┌─ Excerpted data

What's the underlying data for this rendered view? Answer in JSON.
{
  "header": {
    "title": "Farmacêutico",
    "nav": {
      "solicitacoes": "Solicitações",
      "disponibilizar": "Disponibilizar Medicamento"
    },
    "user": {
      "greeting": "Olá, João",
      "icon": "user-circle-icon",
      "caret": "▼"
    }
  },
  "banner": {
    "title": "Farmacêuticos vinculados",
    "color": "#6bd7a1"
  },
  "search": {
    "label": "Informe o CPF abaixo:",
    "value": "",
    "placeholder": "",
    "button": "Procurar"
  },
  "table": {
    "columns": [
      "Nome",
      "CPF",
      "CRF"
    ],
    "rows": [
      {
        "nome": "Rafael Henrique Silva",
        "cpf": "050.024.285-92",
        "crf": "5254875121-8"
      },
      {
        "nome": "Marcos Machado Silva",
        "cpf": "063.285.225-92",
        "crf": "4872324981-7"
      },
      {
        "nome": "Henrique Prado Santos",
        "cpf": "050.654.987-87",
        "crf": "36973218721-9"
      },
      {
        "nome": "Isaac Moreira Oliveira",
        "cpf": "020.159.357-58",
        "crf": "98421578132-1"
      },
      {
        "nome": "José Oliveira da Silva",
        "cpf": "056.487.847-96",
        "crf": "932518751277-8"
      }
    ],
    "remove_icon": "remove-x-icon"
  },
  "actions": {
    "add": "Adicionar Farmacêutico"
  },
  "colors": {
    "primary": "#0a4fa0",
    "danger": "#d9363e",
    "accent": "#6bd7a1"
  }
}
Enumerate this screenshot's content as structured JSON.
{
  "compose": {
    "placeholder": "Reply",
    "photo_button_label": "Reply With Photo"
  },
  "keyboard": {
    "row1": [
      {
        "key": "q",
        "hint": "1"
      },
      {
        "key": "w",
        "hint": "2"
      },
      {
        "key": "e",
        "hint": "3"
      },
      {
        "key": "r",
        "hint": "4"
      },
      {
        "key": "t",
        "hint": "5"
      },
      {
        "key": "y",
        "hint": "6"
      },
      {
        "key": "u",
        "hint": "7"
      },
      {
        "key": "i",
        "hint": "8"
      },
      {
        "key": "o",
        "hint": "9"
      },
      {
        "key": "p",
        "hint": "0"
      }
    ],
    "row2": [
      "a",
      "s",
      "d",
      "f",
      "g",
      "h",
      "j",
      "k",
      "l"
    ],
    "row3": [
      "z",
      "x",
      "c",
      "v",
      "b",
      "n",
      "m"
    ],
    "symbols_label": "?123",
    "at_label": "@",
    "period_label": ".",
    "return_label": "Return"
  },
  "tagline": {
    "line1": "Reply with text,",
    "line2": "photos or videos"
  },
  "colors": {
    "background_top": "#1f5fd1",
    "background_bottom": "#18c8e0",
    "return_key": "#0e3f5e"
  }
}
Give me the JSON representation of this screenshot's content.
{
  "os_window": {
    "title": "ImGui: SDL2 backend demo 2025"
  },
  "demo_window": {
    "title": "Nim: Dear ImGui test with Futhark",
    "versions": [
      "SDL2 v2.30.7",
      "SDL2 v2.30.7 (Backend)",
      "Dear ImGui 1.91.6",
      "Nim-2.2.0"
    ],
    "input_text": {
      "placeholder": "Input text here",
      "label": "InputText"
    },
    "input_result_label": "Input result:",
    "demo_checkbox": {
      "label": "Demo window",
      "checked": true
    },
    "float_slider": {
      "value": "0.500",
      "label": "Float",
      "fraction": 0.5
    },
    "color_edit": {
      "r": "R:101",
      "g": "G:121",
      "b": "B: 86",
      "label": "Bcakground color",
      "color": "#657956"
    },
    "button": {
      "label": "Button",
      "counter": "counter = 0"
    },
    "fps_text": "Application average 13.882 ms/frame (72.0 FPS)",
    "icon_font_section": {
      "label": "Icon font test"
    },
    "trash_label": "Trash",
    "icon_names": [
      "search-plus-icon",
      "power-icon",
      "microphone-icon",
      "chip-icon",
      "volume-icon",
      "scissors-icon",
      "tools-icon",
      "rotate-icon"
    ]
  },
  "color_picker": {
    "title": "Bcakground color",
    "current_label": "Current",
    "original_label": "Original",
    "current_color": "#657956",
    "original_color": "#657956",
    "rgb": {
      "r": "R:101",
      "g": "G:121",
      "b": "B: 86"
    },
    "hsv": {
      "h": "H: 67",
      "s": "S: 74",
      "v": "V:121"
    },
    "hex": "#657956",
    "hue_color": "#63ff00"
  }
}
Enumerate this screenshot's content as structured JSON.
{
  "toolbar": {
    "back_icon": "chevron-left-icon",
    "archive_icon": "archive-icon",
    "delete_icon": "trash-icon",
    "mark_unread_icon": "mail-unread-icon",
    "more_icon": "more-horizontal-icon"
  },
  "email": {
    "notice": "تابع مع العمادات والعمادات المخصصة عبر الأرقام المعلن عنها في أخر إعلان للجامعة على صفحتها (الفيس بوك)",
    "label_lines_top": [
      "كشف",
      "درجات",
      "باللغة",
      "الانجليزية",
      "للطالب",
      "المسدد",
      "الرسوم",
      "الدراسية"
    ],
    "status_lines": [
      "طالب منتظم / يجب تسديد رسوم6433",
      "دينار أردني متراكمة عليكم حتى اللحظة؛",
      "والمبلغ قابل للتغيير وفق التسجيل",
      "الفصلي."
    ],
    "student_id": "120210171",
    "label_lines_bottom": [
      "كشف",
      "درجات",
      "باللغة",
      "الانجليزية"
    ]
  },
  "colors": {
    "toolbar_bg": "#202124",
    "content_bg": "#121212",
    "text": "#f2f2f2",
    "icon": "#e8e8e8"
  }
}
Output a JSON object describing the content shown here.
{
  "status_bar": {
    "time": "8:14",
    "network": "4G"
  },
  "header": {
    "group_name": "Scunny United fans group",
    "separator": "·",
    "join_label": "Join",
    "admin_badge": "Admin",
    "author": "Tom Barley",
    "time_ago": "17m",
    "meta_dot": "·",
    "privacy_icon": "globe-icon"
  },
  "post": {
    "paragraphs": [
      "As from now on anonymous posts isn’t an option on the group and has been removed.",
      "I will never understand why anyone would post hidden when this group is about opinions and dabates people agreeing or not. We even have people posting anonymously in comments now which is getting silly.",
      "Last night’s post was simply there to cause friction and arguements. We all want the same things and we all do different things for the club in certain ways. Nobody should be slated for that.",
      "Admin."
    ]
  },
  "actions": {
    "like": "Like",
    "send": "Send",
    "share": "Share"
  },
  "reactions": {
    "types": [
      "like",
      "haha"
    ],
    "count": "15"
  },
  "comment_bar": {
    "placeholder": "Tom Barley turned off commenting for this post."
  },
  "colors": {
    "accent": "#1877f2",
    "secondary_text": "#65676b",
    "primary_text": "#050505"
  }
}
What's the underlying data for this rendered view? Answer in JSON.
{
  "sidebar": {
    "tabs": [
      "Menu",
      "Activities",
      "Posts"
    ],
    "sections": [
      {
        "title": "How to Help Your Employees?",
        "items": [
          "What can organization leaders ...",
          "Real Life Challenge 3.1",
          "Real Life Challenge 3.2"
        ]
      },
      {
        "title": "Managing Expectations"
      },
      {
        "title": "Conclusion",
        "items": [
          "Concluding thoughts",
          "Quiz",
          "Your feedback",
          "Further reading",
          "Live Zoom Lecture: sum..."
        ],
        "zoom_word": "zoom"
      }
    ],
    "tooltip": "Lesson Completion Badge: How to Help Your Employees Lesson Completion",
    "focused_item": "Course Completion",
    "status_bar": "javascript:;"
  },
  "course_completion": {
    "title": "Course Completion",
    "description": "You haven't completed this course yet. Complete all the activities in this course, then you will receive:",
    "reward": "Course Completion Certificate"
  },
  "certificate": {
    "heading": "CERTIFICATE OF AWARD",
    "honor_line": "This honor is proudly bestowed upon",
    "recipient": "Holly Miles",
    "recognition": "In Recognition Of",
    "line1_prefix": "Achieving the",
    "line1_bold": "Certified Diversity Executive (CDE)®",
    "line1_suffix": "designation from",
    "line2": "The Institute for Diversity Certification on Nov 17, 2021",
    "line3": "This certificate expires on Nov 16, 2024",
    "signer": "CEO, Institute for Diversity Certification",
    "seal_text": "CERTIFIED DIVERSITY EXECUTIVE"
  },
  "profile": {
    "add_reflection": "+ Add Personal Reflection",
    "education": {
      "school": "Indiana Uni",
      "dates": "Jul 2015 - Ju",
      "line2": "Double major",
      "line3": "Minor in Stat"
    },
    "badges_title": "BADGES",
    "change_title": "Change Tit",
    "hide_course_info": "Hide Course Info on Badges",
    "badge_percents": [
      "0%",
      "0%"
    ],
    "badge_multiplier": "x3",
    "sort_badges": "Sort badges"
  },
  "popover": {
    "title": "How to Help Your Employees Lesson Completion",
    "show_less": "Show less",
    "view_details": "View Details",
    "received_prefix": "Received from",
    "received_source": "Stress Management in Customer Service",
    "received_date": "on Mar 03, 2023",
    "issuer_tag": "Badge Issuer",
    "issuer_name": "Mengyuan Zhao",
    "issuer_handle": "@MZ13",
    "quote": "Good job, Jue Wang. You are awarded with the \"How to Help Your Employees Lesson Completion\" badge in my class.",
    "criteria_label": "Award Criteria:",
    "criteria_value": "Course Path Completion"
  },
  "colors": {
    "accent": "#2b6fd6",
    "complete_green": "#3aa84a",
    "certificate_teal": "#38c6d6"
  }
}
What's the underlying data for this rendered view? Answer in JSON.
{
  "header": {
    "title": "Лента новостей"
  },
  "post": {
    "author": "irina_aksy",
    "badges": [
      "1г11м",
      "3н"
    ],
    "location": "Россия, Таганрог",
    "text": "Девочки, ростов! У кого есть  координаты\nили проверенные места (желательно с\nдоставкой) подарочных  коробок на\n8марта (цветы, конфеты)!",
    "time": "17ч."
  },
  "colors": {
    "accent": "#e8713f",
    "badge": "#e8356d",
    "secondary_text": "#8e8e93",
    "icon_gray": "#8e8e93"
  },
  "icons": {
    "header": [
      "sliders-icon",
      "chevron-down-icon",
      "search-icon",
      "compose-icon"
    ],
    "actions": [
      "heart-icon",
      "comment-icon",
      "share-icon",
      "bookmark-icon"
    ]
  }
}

└─

Give the count of lines containing "Bcakground", with no added text.

- Result for this task
2